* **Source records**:
+---+

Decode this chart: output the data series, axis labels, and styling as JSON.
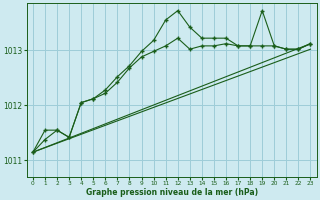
{
  "background_color": "#ceeaf0",
  "grid_color": "#9ecdd8",
  "line_color": "#1a5e1a",
  "title": "Graphe pression niveau de la mer (hPa)",
  "ylim": [
    1010.7,
    1013.85
  ],
  "xlim": [
    -0.5,
    23.5
  ],
  "yticks": [
    1011,
    1012,
    1013
  ],
  "xticks": [
    0,
    1,
    2,
    3,
    4,
    5,
    6,
    7,
    8,
    9,
    10,
    11,
    12,
    13,
    14,
    15,
    16,
    17,
    18,
    19,
    20,
    21,
    22,
    23
  ],
  "series1_x": [
    0,
    1,
    2,
    3,
    4,
    5,
    6,
    7,
    8,
    9,
    10,
    11,
    12,
    13,
    14,
    15,
    16,
    17,
    18,
    19,
    20,
    21,
    22,
    23
  ],
  "series1_y": [
    1011.15,
    1011.55,
    1011.55,
    1011.42,
    1012.05,
    1012.12,
    1012.28,
    1012.52,
    1012.72,
    1012.98,
    1013.18,
    1013.55,
    1013.72,
    1013.42,
    1013.22,
    1013.22,
    1013.22,
    1013.08,
    1013.08,
    1013.72,
    1013.08,
    1013.02,
    1013.02,
    1013.12
  ],
  "series2_x": [
    0,
    1,
    2,
    3,
    4,
    5,
    6,
    7,
    8,
    9,
    10,
    11,
    12,
    13,
    14,
    15,
    16,
    17,
    18,
    19,
    20,
    21,
    22,
    23
  ],
  "series2_y": [
    1011.15,
    1011.38,
    1011.55,
    1011.42,
    1012.05,
    1012.12,
    1012.22,
    1012.42,
    1012.68,
    1012.88,
    1012.98,
    1013.08,
    1013.22,
    1013.02,
    1013.08,
    1013.08,
    1013.12,
    1013.08,
    1013.08,
    1013.08,
    1013.08,
    1013.02,
    1013.02,
    1013.12
  ],
  "series3_x": [
    0,
    23
  ],
  "series3_y": [
    1011.15,
    1013.12
  ],
  "series4_x": [
    0,
    23
  ],
  "series4_y": [
    1011.15,
    1013.02
  ]
}
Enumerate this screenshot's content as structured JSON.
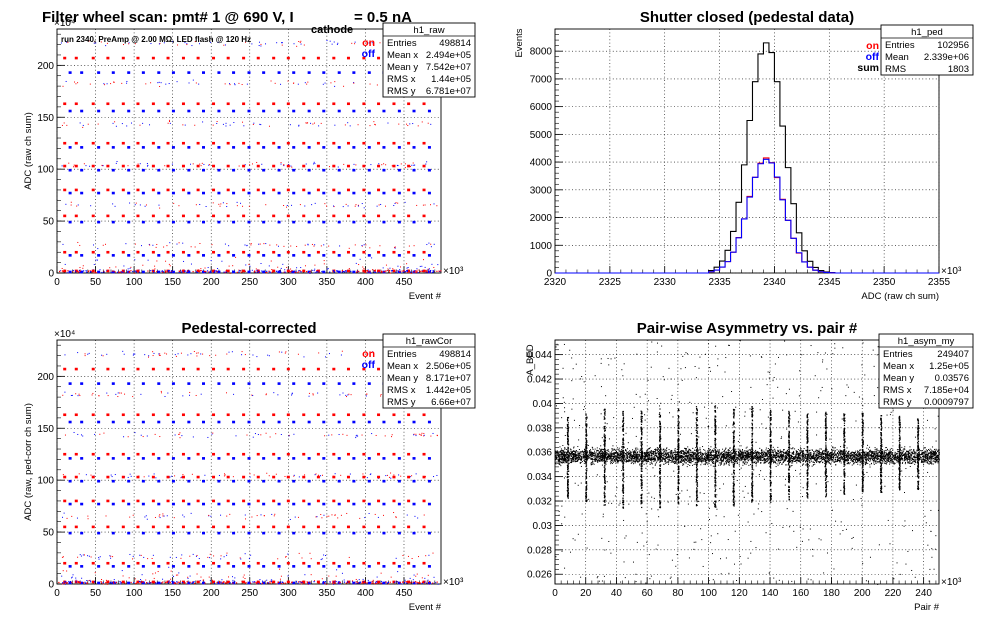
{
  "header": {
    "title_main": "Filter wheel scan: pmt#   1 @   690 V, I",
    "title_sub": "cathode",
    "title_tail": "= 0.5 nA",
    "annotation": "run 2340, PreAmp @ 2.00 MΩ, LED flash @  120 Hz"
  },
  "colors": {
    "on": "#ff0000",
    "off": "#0000ff",
    "sum": "#000000",
    "axis": "#000000"
  },
  "chart_data": [
    {
      "id": "raw",
      "type": "scatter",
      "title": "",
      "xlabel": "Event #",
      "ylabel": "ADC (raw ch sum)",
      "x_exponent": "×10³",
      "y_exponent": "×10⁴",
      "xlim": [
        0,
        498
      ],
      "ylim": [
        0,
        235
      ],
      "x_ticks": [
        0,
        50,
        100,
        150,
        200,
        250,
        300,
        350,
        400,
        450
      ],
      "y_ticks": [
        0,
        50,
        100,
        150,
        200
      ],
      "grid": true,
      "legend": [
        {
          "name": "on",
          "color": "#ff0000"
        },
        {
          "name": "off",
          "color": "#0000ff"
        }
      ],
      "stats_box": {
        "name": "h1_raw",
        "rows": [
          {
            "label": "Entries",
            "value": "498814"
          },
          {
            "label": "Mean x",
            "value": "2.494e+05"
          },
          {
            "label": "Mean y",
            "value": "7.542e+07"
          },
          {
            "label": "RMS x",
            "value": "1.44e+05"
          },
          {
            "label": "RMS y",
            "value": "6.781e+07"
          }
        ]
      },
      "cluster_x": [
        10,
        25,
        47,
        66,
        86,
        105,
        125,
        144,
        164,
        183,
        203,
        222,
        242,
        261,
        281,
        300,
        320,
        339,
        359,
        378,
        398,
        417,
        437,
        456,
        476
      ],
      "levels_on": [
        2,
        20,
        55,
        80,
        103,
        125,
        163,
        207
      ],
      "levels_off": [
        1,
        17,
        49,
        77,
        99,
        121,
        156,
        193
      ],
      "band_step": 39,
      "band_start": 27
    },
    {
      "id": "ped",
      "type": "line",
      "title": "Shutter closed (pedestal data)",
      "xlabel": "ADC (raw ch sum)",
      "ylabel": "Events",
      "x_exponent": "×10³",
      "xlim": [
        2320,
        2355
      ],
      "ylim": [
        0,
        8800
      ],
      "x_ticks": [
        2320,
        2325,
        2330,
        2335,
        2340,
        2345,
        2350,
        2355
      ],
      "y_ticks": [
        0,
        1000,
        2000,
        3000,
        4000,
        5000,
        6000,
        7000,
        8000
      ],
      "grid": true,
      "legend": [
        {
          "name": "on",
          "color": "#ff0000"
        },
        {
          "name": "off",
          "color": "#0000ff"
        },
        {
          "name": "sum",
          "color": "#000000"
        }
      ],
      "stats_box": {
        "name": "h1_ped",
        "rows": [
          {
            "label": "Entries",
            "value": "102956"
          },
          {
            "label": "Mean",
            "value": "2.339e+06"
          },
          {
            "label": "RMS",
            "value": "1803"
          }
        ]
      },
      "bin_width": 0.5,
      "bin_start": 2334,
      "sum_counts": [
        90,
        210,
        430,
        820,
        1500,
        2550,
        3900,
        5500,
        6900,
        7900,
        8300,
        7950,
        6900,
        5300,
        3800,
        2500,
        1450,
        800,
        420,
        200,
        90,
        40,
        15
      ],
      "on_counts": [
        45,
        105,
        215,
        410,
        750,
        1280,
        1950,
        2760,
        3450,
        3960,
        4150,
        3980,
        3440,
        2660,
        1900,
        1250,
        720,
        400,
        210,
        100,
        45,
        20,
        8
      ],
      "off_counts": [
        45,
        105,
        215,
        410,
        750,
        1270,
        1950,
        2740,
        3450,
        3940,
        4100,
        3970,
        3460,
        2640,
        1900,
        1250,
        730,
        400,
        210,
        100,
        45,
        20,
        7
      ]
    },
    {
      "id": "rawCor",
      "type": "scatter",
      "title": "Pedestal-corrected",
      "xlabel": "Event #",
      "ylabel": "ADC (raw, ped-corr ch sum)",
      "x_exponent": "×10³",
      "y_exponent": "×10⁴",
      "xlim": [
        0,
        498
      ],
      "ylim": [
        0,
        235
      ],
      "x_ticks": [
        0,
        50,
        100,
        150,
        200,
        250,
        300,
        350,
        400,
        450
      ],
      "y_ticks": [
        0,
        50,
        100,
        150,
        200
      ],
      "grid": true,
      "legend": [
        {
          "name": "on",
          "color": "#ff0000"
        },
        {
          "name": "off",
          "color": "#0000ff"
        }
      ],
      "stats_box": {
        "name": "h1_rawCor",
        "rows": [
          {
            "label": "Entries",
            "value": "498814"
          },
          {
            "label": "Mean x",
            "value": "2.506e+05"
          },
          {
            "label": "Mean y",
            "value": "8.171e+07"
          },
          {
            "label": "RMS x",
            "value": "1.442e+05"
          },
          {
            "label": "RMS y",
            "value": "6.66e+07"
          }
        ]
      },
      "cluster_x": [
        10,
        25,
        47,
        66,
        86,
        105,
        125,
        144,
        164,
        183,
        203,
        222,
        242,
        261,
        281,
        300,
        320,
        339,
        359,
        378,
        398,
        417,
        437,
        456,
        476
      ],
      "levels_on": [
        2,
        20,
        55,
        80,
        103,
        125,
        163,
        207
      ],
      "levels_off": [
        1,
        17,
        49,
        77,
        99,
        121,
        156,
        193
      ],
      "band_step": 39,
      "band_start": 27
    },
    {
      "id": "asym",
      "type": "scatter",
      "title": "Pair-wise Asymmetry vs. pair #",
      "xlabel": "Pair #",
      "ylabel": "A_BED",
      "x_exponent": "×10³",
      "xlim": [
        0,
        250
      ],
      "ylim": [
        0.0252,
        0.0452
      ],
      "x_ticks": [
        0,
        20,
        40,
        60,
        80,
        100,
        120,
        140,
        160,
        180,
        200,
        220,
        240
      ],
      "y_ticks": [
        0.026,
        0.028,
        0.03,
        0.032,
        0.034,
        0.036,
        0.038,
        0.04,
        0.042,
        0.044
      ],
      "grid": true,
      "stats_box": {
        "name": "h1_asym_my",
        "rows": [
          {
            "label": "Entries",
            "value": "249407"
          },
          {
            "label": "Mean x",
            "value": "1.25e+05"
          },
          {
            "label": "Mean y",
            "value": "0.03576"
          },
          {
            "label": "RMS x",
            "value": "7.185e+04"
          },
          {
            "label": "RMS y",
            "value": "0.0009797"
          }
        ]
      },
      "band_center": 0.0357,
      "band_halfwidth": 0.0009,
      "spike_x": [
        8,
        20,
        32,
        44,
        56,
        68,
        80,
        92,
        104,
        116,
        128,
        140,
        152,
        164,
        176,
        188,
        200,
        212,
        224,
        236
      ],
      "spike_up": [
        0.0389,
        0.0392,
        0.0396,
        0.0394,
        0.0395,
        0.0397,
        0.0396,
        0.0398,
        0.0399,
        0.0396,
        0.0398,
        0.0395,
        0.0394,
        0.0392,
        0.0394,
        0.0392,
        0.0393,
        0.0391,
        0.039,
        0.0388
      ],
      "spike_down": [
        0.0322,
        0.032,
        0.0316,
        0.0314,
        0.0315,
        0.0315,
        0.0317,
        0.0316,
        0.0315,
        0.0316,
        0.0318,
        0.0319,
        0.0321,
        0.0323,
        0.0324,
        0.0326,
        0.0327,
        0.0326,
        0.0329,
        0.033
      ]
    }
  ]
}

+---+

* **PROBLEM DESCRIPTION**:
Copy each line above that contains the string "JSON".

* **EXERCISE RESPONSE**:
Decode this chart: output the data series, axis labels, and styling as JSON.
Enumerate this screenshot's content as structured JSON.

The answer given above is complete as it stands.